SET PROBLEM → Below is a block of records; repeat all of them exactly.

RECORDS SUPPLIED →
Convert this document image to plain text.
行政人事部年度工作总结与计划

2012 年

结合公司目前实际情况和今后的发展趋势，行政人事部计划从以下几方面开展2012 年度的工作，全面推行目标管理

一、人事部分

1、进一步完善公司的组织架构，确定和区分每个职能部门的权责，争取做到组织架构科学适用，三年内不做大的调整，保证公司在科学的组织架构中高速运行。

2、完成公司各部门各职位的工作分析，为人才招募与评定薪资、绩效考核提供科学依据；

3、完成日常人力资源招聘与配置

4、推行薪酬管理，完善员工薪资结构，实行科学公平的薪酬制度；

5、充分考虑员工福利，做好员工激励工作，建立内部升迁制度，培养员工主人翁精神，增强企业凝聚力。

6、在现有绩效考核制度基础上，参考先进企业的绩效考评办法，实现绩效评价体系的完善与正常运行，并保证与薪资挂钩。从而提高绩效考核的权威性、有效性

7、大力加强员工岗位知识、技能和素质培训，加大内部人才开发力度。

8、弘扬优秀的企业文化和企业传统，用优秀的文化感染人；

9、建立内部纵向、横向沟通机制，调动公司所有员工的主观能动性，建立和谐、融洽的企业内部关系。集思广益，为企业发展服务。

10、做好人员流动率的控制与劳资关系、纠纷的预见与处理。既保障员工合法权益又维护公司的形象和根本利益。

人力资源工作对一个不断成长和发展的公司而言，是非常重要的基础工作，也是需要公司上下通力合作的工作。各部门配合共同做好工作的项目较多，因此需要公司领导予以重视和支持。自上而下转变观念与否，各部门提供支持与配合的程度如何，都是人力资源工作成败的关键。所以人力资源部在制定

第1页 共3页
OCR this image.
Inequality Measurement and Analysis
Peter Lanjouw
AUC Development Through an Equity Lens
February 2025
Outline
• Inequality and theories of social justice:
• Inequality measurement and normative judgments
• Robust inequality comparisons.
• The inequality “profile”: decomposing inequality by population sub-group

RESULT OF THE EXERCISE →
Convert this document image to plain text.
行政人事部年度工作总结与计划

2012 年

结合公司目前实际情况和今后的发展趋势，行政人事部计划从以下几方面开展2012 年度的工作，全面推行目标管理

一、人事部分

1、进一步完善公司的组织架构，确定和区分每个职能部门的权责，争取做到组织架构科学适用，三年内不做大的调整，保证公司在科学的组织架构中高速运行。

2、完成公司各部门各职位的工作分析，为人才招募与评定薪资、绩效考核提供科学依据；

3、完成日常人力资源招聘与配置

4、推行薪酬管理，完善员工薪资结构，实行科学公平的薪酬制度；

5、充分考虑员工福利，做好员工激励工作，建立内部升迁制度，培养员工主人翁精神，增强企业凝聚力。

6、在现有绩效考核制度基础上，参考先进企业的绩效考评办法，实现绩效评价体系的完善与正常运行，并保证与薪资挂钩。从而提高绩效考核的权威性、有效性

7、大力加强员工岗位知识、技能和素质培训，加大内部人才开发力度。

8、弘扬优秀的企业文化和企业传统，用优秀的文化感染人；

9、建立内部纵向、横向沟通机制，调动公司所有员工的主观能动性，建立和谐、融洽的企业内部关系。集思广益，为企业发展服务。

10、做好人员流动率的控制与劳资关系、纠纷的预见与处理。既保障员工合法权益又维护公司的形象和根本利益。

人力资源工作对一个不断成长和发展的公司而言，是非常重要的基础工作，也是需要公司上下通力合作的工作。各部门配合共同做好工作的项目较多，因此需要公司领导予以重视和支持。自上而下转变观念与否，各部门提供支持与配合的程度如何，都是人力资源工作成败的关键。所以人力资源部在制定

第1页 共3页
OCR this image.
Inequality Measurement and Analysis
Peter Lanjouw
AUC Development Through an Equity Lens
February 2025
Outline
• Inequality and theories of social justice:
• Inequality measurement and normative judgments
• Robust inequality comparisons.
• The inequality “profile”: decomposing inequality by population sub-group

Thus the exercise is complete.